Memo Shows Officers Deployed to Portland Lack Crowd Control Training

Memo Shows Officers Deployed to Portland Lack Crowd Control Training

When Acting Secretary of Homeland Security Chad Wolf came to Portland, Oregon on Thursday an internal DHS memo was waiting for him. That memo clearly states that the DHS personnel recently deployed to Portland for the primary purpose of crowd control are not trained in crowd control. The relevant portion of the memo reads:

“The highly skilled tactical teams assigned to support the civil unrest and riots do not specifically have training in riot control or mass demonstrations. Moving forward, if this type of response is going to be the norm, specialized training and standardized equipment should be deployed to responding agencies.” – Department of Homeland Security

The author of the memo remains unknown to us because the copy we have was not signed. It just said “Name, Title (Component Deputy Chief or higher)” which leads us to believe that the leaked document was a draft. We were not even sure if it was real until reading about it in the mainstream news today. The thought of DHS deploying officers untrained in crowd control is both unconscionable and tragically unsurprising. Typical of the Trump Administration, they deploy people that are not competent to deal with a situation that the President himself is not competent to handle.

# # # # # # #

◆ Written tasks:
• a. Transcribe the Portland memo article between "The author of" and "competent to handle.", inclusive.
• b. Answer these questions from the Portland memo article:
(i) Who arrived in Portland, Oregon on Thursday?
(ii) According to the memo, what should be deployed to responding agencies if this type of response becomes the norm?
(iii) What words appeared on the unsigned copy in place of the author's name?
• c. State whether each statement agrees with the Portland memo article, supporting each verdict with a quotation:
(i) The memo says the tactical teams have specific training in riot control.
(ii) The copy of the memo held by the writers was signed.
(iii) The DHS personnel were deployed to Portland primarily for crowd control.

◆ Dataset rows:
# # # # # # #

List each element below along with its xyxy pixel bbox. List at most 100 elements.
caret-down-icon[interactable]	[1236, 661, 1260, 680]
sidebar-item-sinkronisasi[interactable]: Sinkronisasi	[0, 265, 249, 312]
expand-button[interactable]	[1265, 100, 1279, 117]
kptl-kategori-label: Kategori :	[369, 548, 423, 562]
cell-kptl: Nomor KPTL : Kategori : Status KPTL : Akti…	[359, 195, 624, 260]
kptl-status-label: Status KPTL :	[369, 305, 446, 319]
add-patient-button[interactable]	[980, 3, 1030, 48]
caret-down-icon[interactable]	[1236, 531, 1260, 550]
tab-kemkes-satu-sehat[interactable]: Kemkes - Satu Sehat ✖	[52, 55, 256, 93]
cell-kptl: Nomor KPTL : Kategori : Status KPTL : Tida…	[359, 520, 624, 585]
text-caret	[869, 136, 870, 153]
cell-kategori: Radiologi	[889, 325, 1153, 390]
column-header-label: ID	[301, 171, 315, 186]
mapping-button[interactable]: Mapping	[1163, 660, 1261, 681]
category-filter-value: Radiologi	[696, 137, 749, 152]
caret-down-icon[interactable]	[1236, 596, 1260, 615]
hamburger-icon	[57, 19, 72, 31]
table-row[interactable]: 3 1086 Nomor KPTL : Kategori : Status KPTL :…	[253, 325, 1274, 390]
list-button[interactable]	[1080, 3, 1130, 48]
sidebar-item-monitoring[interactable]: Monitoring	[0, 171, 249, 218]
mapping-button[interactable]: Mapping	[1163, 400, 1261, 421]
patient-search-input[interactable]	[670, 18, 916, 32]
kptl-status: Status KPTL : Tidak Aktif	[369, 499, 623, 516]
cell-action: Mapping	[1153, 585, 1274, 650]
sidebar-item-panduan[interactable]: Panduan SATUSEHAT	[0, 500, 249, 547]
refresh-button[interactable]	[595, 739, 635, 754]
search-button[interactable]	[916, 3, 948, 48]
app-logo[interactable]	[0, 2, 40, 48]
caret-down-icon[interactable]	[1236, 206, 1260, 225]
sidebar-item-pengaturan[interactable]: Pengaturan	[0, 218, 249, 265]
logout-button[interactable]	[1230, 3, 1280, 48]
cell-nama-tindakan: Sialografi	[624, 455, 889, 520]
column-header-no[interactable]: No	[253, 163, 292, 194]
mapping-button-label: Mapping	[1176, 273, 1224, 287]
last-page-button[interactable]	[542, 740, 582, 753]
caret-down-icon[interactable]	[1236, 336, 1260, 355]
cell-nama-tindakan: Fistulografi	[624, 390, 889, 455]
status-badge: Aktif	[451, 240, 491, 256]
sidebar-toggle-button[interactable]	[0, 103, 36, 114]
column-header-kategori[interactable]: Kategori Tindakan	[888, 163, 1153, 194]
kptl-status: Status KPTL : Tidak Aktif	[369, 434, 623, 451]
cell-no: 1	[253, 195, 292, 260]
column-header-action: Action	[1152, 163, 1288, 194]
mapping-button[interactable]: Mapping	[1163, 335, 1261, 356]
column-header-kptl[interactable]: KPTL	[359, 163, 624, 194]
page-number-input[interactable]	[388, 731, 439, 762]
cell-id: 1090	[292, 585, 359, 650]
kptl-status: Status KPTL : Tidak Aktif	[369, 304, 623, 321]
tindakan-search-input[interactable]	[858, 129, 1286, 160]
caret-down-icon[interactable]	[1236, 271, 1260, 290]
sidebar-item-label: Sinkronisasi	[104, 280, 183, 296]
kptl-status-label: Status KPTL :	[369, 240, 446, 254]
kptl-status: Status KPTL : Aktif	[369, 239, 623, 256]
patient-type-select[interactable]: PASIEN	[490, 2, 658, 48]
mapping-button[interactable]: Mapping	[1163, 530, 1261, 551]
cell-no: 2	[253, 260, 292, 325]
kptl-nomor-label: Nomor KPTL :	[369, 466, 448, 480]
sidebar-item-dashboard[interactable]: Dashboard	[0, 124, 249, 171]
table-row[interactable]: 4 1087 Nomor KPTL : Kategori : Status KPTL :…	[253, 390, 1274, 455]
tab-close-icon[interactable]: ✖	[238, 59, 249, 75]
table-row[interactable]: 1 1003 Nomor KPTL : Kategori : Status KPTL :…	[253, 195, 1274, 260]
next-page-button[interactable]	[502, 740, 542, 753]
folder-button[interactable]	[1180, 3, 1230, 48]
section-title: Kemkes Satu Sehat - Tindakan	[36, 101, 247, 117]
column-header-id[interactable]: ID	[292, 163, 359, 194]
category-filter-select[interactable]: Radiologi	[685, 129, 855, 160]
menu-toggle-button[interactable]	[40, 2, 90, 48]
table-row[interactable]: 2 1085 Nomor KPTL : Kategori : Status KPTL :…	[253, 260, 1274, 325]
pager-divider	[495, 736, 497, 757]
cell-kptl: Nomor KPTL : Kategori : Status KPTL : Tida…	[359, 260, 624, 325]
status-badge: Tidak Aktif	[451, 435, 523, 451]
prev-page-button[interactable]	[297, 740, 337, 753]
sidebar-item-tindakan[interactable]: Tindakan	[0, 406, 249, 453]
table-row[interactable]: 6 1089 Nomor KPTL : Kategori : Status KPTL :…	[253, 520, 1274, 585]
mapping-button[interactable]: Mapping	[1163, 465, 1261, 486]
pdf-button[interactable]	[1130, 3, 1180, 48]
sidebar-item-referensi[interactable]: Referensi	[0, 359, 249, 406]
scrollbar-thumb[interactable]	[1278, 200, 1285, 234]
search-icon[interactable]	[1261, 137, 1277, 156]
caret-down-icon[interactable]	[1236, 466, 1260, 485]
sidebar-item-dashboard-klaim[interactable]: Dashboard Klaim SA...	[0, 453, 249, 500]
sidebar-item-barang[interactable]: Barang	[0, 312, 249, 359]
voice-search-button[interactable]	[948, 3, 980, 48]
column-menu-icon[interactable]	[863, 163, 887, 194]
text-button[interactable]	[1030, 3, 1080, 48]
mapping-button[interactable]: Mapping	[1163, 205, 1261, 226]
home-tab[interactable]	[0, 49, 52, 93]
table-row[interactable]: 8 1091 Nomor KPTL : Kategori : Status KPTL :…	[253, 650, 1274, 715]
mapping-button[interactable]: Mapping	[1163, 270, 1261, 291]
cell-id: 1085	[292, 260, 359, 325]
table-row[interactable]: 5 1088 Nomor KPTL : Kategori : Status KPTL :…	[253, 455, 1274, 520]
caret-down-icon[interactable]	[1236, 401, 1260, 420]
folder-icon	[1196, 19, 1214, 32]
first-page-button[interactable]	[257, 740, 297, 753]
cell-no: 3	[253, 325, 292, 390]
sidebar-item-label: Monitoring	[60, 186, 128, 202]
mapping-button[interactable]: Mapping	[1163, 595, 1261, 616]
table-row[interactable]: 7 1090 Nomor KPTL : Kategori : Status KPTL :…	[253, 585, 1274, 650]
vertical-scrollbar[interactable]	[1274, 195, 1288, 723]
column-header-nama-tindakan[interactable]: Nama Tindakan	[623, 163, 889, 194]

# # # # # # #

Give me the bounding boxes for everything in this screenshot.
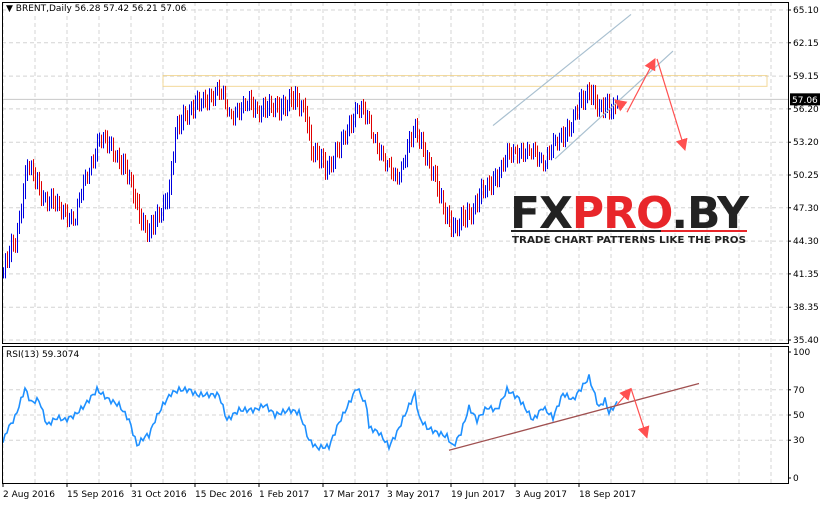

# # # # # # #

◆ Solutions by task:
• a.
The author of the memo remains unknown to us because the copy we have was not signed. It just said “Name, Title (Component Deputy Chief or higher)” which leads us to believe that the leaked document was a draft. We were not even sure if it was real until reading about it in the mainstream news today. The thought of DHS deploying officers untrained in crowd control is both unconscionable and tragically unsurprising. Typical of the Trump Administration, they deploy people that are not competent to deal with a situation that the President himself is not competent to handle.

• b.
(i) Acting Secretary of Homeland Security Chad Wolf.
(ii) Specialized training and standardized equipment.
(iii) "Name, Title (Component Deputy Chief or higher)".

• c.
(i) No: "do not specifically have training in riot control or mass demonstrations."
(ii) No: "the copy we have was not signed."
(iii) Yes: "recently deployed to Portland for the primary purpose of crowd control"